### Passage shown
--------

The British drugmaker “has built its leading presence in the pharma and biotech industry on patent-protected drugs and a developing pipeline that add up to a wide moat,” says a Morningstar equity report.
As the launch of new drugs offset patent losses on existing therapies, the company is well-positioned for sustained growth.
“AstraZeneca's pipeline is emerging as one of the strongest in the drug group, and we think the company is developing several key products that hold blockbuster potential,” asserts Conover, who recently raised the stock’s fair value from US$55 to US$60, prompted by an improving outlook for its breast cancer drug, Enhertu.
The company's recently launched cancer drugs Tagrisso and Imfinzi are also promising, based on leading efficacy in hard-to-treat cancers. “These drugs should also carry strong pricing power, driving the potential to expand Astra's margins,” says Conover.
AstraZeneca recently reported solid growth in the third quarter, clocking a 48% jump in sales boosted by COVID-19 vaccine sales.
The company boasts an impressive pipeline, which includes cancer and asthma therapies, adding to the firm’s sustainable competitive advantage. “Based on the strong pipeline, we believe Astra can relatively easily digest the recent FDA rejection on anemia drug roxadustat without much hit to the long-term growth potential,” Conover assures.

--------

### Required tasks
**1.** Turn the paragraph of the AstraZeneca passage that begins "The company boasts an impressive pipeline" into a short bulleted list that keeps its main facts.
**2.** In the AstraZeneca passage, how much did sales grow in the third quarter, and what boosted them?
Answer using only the AstraZeneca passage.

--------

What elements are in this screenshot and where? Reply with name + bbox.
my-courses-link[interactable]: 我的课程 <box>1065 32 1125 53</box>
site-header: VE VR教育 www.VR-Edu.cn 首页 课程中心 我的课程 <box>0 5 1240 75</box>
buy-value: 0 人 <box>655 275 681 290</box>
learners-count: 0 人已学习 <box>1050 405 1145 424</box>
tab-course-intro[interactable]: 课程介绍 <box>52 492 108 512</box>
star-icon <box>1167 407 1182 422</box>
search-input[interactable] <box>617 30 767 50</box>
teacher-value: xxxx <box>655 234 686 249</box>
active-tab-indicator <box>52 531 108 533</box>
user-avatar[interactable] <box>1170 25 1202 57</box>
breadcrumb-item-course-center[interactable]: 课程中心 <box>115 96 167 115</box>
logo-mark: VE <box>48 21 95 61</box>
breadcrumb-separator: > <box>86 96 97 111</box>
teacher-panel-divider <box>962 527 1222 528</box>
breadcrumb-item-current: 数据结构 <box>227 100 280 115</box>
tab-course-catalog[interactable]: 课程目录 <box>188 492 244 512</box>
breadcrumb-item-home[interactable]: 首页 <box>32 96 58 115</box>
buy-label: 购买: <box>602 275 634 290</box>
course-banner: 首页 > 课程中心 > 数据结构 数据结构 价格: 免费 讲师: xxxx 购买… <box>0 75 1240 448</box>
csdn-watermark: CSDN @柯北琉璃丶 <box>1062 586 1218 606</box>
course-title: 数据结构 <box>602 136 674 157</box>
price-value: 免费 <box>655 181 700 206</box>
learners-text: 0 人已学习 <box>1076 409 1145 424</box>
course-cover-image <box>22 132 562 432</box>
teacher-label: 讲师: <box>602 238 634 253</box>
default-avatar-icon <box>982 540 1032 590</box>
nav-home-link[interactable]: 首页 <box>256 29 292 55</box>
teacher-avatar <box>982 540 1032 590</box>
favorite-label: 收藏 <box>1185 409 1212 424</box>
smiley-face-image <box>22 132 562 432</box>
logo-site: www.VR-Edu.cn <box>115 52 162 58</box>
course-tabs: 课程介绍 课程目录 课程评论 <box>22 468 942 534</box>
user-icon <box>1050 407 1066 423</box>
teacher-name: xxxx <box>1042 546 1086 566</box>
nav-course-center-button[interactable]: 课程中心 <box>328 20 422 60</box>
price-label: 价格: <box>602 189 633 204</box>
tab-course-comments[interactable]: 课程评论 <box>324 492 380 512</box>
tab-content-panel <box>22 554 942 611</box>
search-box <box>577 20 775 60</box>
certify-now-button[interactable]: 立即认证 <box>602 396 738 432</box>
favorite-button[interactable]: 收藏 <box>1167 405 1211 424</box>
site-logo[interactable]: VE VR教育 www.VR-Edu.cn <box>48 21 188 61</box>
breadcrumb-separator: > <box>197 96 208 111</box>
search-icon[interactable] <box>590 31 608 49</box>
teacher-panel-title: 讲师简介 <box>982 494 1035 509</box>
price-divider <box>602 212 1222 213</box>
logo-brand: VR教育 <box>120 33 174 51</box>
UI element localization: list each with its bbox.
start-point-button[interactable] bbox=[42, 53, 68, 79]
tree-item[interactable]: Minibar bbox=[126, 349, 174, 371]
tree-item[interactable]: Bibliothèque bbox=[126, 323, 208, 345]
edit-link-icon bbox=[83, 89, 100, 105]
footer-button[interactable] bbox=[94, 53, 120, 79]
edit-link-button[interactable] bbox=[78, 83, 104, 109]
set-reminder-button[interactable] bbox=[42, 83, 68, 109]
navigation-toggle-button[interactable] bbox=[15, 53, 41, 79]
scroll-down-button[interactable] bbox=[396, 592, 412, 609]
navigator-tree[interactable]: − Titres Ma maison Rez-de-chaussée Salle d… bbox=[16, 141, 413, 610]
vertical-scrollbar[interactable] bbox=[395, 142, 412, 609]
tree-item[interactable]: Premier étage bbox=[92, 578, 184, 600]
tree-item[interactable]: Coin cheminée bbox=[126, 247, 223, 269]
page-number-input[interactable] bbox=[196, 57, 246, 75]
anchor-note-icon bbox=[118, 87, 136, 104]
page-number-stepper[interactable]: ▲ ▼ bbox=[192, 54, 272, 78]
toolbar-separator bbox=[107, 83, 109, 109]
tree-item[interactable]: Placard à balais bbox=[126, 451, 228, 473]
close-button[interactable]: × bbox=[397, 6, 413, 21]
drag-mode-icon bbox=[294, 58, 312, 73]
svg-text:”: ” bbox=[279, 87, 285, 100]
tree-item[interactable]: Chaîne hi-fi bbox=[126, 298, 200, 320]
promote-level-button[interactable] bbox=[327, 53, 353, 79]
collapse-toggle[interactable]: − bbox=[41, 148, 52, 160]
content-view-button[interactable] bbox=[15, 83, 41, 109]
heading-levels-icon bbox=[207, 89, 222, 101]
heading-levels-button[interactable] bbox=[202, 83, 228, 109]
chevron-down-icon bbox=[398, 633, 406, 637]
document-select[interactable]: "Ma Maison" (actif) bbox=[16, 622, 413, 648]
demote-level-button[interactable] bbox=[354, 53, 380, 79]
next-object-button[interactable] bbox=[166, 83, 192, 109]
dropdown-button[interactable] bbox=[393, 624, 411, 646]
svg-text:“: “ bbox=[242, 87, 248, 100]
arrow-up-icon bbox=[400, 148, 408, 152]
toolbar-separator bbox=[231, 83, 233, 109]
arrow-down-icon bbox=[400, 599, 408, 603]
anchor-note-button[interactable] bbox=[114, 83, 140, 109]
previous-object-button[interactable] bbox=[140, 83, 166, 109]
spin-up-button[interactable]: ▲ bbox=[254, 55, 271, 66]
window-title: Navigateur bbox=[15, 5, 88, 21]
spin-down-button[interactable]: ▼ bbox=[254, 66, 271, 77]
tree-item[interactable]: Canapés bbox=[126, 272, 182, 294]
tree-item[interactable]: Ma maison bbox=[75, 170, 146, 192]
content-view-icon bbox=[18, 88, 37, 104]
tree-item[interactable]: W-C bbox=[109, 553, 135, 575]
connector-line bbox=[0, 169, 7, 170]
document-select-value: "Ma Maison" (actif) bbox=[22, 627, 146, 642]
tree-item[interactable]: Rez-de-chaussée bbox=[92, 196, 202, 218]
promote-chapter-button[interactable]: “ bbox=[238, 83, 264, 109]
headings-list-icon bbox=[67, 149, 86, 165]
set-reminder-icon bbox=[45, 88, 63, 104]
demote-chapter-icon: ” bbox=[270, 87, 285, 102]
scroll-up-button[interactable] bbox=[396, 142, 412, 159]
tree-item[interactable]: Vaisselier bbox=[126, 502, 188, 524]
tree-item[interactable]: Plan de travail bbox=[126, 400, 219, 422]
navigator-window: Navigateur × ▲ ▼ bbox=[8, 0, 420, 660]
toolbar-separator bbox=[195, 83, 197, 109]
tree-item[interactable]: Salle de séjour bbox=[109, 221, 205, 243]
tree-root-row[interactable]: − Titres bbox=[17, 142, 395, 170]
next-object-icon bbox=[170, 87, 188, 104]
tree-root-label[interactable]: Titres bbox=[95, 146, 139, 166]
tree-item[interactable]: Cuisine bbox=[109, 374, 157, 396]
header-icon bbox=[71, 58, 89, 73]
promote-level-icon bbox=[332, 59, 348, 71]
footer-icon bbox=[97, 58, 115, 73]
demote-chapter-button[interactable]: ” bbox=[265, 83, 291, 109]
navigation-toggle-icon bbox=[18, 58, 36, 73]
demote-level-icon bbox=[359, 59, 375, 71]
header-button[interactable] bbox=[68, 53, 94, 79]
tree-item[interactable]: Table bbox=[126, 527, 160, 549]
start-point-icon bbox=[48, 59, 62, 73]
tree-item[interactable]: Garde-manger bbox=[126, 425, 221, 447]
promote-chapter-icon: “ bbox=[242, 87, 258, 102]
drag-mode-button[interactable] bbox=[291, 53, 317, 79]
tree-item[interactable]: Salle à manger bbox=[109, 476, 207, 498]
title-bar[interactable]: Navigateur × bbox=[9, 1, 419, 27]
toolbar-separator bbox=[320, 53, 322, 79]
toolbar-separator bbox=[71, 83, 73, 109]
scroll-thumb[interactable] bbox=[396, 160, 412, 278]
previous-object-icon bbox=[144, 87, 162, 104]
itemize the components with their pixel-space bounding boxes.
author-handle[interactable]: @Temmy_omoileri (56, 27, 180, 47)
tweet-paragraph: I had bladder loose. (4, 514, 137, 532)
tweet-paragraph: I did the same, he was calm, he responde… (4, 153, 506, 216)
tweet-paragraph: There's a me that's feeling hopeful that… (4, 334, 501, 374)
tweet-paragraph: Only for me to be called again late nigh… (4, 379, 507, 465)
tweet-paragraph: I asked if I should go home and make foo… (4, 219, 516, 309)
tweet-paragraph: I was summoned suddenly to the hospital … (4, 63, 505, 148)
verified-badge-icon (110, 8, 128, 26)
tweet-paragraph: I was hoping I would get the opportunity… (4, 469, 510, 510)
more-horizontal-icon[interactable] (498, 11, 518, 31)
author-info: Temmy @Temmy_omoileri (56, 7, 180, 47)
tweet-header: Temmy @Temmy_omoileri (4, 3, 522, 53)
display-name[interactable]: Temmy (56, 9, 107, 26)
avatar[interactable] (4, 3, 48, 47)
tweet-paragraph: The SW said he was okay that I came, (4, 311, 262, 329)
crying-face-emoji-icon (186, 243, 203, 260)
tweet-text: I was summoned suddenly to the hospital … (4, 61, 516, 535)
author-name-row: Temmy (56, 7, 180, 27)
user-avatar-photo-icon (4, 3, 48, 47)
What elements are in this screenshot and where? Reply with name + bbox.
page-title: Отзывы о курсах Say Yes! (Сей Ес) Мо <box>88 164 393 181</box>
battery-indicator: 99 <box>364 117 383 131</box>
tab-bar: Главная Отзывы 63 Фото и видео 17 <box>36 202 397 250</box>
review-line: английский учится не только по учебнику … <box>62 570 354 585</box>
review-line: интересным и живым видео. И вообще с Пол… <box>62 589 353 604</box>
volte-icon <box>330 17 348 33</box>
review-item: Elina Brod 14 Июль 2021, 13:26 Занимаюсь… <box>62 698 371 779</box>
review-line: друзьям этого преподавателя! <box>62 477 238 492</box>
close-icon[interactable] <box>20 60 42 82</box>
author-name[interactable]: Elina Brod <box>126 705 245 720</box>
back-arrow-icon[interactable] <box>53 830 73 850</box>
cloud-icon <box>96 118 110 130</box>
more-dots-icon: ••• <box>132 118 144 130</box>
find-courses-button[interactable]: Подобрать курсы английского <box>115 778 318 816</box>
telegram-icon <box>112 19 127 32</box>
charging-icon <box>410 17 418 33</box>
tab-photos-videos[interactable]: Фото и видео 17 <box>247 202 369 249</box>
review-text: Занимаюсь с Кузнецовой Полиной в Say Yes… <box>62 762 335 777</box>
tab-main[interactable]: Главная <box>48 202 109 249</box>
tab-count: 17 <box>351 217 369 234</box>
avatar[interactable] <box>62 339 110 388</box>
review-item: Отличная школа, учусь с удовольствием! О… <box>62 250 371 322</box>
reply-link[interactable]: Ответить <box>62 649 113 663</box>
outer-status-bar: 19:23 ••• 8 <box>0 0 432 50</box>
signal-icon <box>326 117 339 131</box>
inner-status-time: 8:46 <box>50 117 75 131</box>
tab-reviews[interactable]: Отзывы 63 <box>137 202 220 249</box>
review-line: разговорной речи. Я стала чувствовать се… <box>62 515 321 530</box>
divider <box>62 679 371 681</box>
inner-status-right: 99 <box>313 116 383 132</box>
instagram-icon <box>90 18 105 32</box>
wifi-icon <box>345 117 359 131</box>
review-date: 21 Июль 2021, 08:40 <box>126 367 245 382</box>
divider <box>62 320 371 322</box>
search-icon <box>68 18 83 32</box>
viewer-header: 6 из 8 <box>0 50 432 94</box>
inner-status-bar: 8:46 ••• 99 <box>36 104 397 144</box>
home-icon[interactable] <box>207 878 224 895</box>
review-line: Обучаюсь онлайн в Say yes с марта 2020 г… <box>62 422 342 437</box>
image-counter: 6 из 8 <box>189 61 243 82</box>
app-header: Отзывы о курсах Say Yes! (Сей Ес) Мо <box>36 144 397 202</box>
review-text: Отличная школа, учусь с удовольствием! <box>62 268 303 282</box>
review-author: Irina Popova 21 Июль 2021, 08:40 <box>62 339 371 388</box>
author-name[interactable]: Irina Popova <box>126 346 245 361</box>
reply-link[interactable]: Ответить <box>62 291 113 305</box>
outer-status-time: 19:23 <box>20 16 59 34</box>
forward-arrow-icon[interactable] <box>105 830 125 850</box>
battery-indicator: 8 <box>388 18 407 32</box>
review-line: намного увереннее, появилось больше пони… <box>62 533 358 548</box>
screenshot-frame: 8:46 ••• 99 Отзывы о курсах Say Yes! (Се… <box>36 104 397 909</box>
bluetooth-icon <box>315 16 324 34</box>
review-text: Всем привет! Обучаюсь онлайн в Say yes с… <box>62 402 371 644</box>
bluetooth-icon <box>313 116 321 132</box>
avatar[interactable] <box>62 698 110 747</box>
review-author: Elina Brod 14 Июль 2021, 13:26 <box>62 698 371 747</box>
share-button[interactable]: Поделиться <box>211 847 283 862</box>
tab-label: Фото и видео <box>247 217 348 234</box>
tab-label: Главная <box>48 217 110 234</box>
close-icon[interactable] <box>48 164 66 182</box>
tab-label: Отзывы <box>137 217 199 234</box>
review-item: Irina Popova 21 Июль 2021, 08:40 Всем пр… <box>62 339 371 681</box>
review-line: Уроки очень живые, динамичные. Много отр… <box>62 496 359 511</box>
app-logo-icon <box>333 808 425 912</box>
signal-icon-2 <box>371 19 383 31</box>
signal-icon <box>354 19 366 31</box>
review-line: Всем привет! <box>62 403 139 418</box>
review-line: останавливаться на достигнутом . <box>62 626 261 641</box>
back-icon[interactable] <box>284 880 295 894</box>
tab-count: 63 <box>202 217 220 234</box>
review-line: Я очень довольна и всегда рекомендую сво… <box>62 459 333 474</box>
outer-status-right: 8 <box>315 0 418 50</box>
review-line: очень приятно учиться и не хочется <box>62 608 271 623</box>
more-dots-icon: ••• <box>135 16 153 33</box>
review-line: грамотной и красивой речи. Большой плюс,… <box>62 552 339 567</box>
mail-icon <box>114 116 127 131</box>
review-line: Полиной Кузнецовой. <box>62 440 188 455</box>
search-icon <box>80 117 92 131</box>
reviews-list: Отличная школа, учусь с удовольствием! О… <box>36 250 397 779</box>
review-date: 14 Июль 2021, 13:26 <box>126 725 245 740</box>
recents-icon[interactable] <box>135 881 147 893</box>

--------

### Responses by item number
**1.**
- The company's strong pipeline includes cancer and asthma therapies.
- This pipeline adds to the firm's lasting competitive advantage.
- Conover believes that, because of the pipeline, the company can absorb the FDA's recent rejection of its anemia drug roxadustat without much harm to long-term growth potential.

**2.** Sales jumped 48%, boosted by COVID-19 vaccine sales.